[BEGIN Dataset extract]

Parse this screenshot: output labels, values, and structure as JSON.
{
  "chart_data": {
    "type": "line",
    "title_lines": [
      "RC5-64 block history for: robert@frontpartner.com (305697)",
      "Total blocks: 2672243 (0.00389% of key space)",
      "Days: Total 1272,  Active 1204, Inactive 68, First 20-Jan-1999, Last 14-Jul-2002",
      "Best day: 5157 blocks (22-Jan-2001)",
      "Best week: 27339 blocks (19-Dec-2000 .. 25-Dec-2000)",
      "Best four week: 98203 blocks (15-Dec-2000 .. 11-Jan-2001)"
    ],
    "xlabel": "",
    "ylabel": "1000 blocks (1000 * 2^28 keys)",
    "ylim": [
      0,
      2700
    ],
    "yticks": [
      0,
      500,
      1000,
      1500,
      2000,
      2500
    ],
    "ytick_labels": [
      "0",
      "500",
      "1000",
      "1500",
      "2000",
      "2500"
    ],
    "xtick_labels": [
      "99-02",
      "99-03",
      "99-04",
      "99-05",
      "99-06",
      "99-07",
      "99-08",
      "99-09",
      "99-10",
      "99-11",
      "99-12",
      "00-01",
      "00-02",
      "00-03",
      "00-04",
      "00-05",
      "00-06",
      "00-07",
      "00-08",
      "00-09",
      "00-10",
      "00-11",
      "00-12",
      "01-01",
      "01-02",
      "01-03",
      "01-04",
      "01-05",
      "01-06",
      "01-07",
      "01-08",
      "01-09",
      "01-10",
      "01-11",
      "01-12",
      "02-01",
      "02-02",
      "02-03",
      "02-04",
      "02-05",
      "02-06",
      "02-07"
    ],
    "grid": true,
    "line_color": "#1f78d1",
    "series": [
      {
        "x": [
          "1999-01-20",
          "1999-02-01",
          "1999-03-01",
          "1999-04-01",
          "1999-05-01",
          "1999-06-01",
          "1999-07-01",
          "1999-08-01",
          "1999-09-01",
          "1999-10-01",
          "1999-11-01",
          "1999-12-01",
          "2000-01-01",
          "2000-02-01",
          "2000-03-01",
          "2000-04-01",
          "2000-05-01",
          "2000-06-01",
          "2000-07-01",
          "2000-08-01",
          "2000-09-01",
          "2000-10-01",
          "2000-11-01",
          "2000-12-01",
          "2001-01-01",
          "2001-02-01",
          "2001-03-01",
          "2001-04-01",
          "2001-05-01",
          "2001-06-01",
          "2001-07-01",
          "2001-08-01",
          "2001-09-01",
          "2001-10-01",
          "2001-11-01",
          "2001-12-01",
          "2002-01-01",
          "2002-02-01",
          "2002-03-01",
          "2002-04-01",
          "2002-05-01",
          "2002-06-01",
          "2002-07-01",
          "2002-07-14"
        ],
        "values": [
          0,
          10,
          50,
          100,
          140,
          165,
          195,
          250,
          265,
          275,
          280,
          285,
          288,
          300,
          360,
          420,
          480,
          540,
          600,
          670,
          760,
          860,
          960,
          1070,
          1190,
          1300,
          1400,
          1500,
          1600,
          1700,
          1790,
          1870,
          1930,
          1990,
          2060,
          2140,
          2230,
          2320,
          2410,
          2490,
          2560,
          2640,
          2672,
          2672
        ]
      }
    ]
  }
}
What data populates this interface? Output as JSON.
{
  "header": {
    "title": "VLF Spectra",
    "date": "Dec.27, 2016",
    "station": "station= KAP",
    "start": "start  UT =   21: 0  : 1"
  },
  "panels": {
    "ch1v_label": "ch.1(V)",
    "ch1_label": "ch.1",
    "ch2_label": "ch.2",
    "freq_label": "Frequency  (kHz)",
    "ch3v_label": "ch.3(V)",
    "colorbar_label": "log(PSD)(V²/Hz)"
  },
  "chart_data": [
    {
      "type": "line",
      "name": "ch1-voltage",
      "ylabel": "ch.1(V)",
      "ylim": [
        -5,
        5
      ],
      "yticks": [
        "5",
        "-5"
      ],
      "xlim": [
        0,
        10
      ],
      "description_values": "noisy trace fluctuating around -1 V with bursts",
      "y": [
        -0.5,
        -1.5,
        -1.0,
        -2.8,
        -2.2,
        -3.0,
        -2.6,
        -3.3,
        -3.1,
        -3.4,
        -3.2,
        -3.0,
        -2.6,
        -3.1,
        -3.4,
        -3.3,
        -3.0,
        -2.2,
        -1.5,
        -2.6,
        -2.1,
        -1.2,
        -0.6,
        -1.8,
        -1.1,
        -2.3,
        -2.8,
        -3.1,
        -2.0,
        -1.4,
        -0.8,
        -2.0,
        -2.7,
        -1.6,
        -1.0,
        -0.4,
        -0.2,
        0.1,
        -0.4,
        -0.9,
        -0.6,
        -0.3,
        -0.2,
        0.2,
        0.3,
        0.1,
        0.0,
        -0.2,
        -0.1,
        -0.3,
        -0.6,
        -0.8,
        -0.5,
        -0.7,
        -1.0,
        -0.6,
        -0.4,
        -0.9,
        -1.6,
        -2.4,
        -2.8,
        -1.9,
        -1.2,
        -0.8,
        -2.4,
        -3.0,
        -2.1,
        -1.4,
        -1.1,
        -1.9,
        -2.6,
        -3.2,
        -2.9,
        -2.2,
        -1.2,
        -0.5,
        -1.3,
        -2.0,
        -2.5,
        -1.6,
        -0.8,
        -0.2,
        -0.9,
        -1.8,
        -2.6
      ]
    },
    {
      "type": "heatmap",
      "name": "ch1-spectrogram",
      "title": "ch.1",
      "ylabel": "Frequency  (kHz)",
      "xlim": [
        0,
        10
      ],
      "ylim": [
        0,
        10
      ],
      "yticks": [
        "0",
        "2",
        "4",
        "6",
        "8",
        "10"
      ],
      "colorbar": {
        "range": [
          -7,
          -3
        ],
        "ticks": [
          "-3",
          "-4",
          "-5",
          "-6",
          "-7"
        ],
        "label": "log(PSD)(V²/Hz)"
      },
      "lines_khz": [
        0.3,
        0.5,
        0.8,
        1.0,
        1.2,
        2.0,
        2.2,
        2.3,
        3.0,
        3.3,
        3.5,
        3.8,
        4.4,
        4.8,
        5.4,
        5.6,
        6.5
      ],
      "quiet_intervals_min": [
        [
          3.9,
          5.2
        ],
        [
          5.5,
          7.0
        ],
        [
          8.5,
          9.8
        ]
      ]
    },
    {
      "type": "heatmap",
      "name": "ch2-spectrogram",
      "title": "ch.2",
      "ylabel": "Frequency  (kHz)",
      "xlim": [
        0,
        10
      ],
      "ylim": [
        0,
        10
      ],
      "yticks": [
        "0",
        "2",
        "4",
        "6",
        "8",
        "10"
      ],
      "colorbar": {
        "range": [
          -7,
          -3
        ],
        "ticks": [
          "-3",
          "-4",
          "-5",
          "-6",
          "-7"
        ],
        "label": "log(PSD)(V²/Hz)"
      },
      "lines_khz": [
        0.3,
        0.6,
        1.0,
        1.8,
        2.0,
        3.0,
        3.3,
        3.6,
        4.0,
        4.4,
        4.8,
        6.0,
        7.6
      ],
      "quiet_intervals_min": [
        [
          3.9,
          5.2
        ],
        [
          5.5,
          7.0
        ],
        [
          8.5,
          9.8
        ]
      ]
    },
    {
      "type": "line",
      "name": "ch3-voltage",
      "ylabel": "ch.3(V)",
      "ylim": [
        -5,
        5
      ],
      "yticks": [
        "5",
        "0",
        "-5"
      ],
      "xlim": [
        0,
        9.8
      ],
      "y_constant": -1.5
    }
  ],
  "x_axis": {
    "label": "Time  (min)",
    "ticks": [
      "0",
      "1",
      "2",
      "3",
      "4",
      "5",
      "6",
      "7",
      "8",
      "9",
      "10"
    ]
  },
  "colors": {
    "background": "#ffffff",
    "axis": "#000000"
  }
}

[END Dataset extract]

[Task to carry out] Copy out every line of the listing that contains the string "Total".

[Reply to the exercise]
      "Total blocks: 2672243 (0.00389% of key space)",
      "Days: Total 1272,  Active 1204, Inactive 68, First 20-Jan-1999, Last 14-Jul-2002",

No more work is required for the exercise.